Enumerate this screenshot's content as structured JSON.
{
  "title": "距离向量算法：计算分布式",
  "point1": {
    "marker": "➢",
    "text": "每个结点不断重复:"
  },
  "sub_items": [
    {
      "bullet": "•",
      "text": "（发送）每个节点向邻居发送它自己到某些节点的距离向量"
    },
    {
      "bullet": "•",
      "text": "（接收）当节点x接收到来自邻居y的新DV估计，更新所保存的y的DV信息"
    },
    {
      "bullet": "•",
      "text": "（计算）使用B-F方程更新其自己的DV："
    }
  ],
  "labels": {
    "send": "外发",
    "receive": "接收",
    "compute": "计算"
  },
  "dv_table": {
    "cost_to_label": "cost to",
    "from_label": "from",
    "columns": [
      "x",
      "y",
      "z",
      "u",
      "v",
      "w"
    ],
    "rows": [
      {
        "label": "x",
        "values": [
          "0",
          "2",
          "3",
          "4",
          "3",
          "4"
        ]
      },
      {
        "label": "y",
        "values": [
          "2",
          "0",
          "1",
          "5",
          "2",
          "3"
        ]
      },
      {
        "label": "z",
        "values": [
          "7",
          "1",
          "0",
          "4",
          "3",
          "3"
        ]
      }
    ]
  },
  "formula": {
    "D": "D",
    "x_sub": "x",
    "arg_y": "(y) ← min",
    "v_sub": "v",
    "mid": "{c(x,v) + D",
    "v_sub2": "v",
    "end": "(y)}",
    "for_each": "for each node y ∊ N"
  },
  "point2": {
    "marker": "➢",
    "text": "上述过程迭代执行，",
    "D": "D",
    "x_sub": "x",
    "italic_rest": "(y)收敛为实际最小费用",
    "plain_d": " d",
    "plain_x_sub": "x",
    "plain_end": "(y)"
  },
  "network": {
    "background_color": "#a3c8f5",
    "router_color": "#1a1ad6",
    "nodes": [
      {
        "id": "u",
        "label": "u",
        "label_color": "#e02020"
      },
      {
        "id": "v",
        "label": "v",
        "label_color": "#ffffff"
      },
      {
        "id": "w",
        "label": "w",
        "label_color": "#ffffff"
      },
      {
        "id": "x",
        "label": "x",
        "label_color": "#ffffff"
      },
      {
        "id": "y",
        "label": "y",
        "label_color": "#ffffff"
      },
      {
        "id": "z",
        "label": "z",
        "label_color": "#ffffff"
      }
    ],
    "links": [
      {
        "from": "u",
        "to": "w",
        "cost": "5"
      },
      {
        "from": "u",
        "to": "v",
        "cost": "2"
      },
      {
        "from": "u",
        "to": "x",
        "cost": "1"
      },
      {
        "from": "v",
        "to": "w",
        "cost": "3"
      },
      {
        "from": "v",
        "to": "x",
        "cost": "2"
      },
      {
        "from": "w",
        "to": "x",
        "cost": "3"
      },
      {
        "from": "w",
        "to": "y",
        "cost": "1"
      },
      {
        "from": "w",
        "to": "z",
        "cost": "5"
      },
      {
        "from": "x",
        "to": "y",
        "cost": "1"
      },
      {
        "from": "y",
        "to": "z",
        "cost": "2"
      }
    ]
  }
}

> _To be done_
All the entries above need to be reproduced exactly.

> _Solution_
Enumerate this screenshot's content as structured JSON.
{
  "title": "距离向量算法：计算分布式",
  "point1": {
    "marker": "➢",
    "text": "每个结点不断重复:"
  },
  "sub_items": [
    {
      "bullet": "•",
      "text": "（发送）每个节点向邻居发送它自己到某些节点的距离向量"
    },
    {
      "bullet": "•",
      "text": "（接收）当节点x接收到来自邻居y的新DV估计，更新所保存的y的DV信息"
    },
    {
      "bullet": "•",
      "text": "（计算）使用B-F方程更新其自己的DV："
    }
  ],
  "labels": {
    "send": "外发",
    "receive": "接收",
    "compute": "计算"
  },
  "dv_table": {
    "cost_to_label": "cost to",
    "from_label": "from",
    "columns": [
      "x",
      "y",
      "z",
      "u",
      "v",
      "w"
    ],
    "rows": [
      {
        "label": "x",
        "values": [
          "0",
          "2",
          "3",
          "4",
          "3",
          "4"
        ]
      },
      {
        "label": "y",
        "values": [
          "2",
          "0",
          "1",
          "5",
          "2",
          "3"
        ]
      },
      {
        "label": "z",
        "values": [
          "7",
          "1",
          "0",
          "4",
          "3",
          "3"
        ]
      }
    ]
  },
  "formula": {
    "D": "D",
    "x_sub": "x",
    "arg_y": "(y) ← min",
    "v_sub": "v",
    "mid": "{c(x,v) + D",
    "v_sub2": "v",
    "end": "(y)}",
    "for_each": "for each node y ∊ N"
  },
  "point2": {
    "marker": "➢",
    "text": "上述过程迭代执行，",
    "D": "D",
    "x_sub": "x",
    "italic_rest": "(y)收敛为实际最小费用",
    "plain_d": " d",
    "plain_x_sub": "x",
    "plain_end": "(y)"
  },
  "network": {
    "background_color": "#a3c8f5",
    "router_color": "#1a1ad6",
    "nodes": [
      {
        "id": "u",
        "label": "u",
        "label_color": "#e02020"
      },
      {
        "id": "v",
        "label": "v",
        "label_color": "#ffffff"
      },
      {
        "id": "w",
        "label": "w",
        "label_color": "#ffffff"
      },
      {
        "id": "x",
        "label": "x",
        "label_color": "#ffffff"
      },
      {
        "id": "y",
        "label": "y",
        "label_color": "#ffffff"
      },
      {
        "id": "z",
        "label": "z",
        "label_color": "#ffffff"
      }
    ],
    "links": [
      {
        "from": "u",
        "to": "w",
        "cost": "5"
      },
      {
        "from": "u",
        "to": "v",
        "cost": "2"
      },
      {
        "from": "u",
        "to": "x",
        "cost": "1"
      },
      {
        "from": "v",
        "to": "w",
        "cost": "3"
      },
      {
        "from": "v",
        "to": "x",
        "cost": "2"
      },
      {
        "from": "w",
        "to": "x",
        "cost": "3"
      },
      {
        "from": "w",
        "to": "y",
        "cost": "1"
      },
      {
        "from": "w",
        "to": "z",
        "cost": "5"
      },
      {
        "from": "x",
        "to": "y",
        "cost": "1"
      },
      {
        "from": "y",
        "to": "z",
        "cost": "2"
      }
    ]
  }
}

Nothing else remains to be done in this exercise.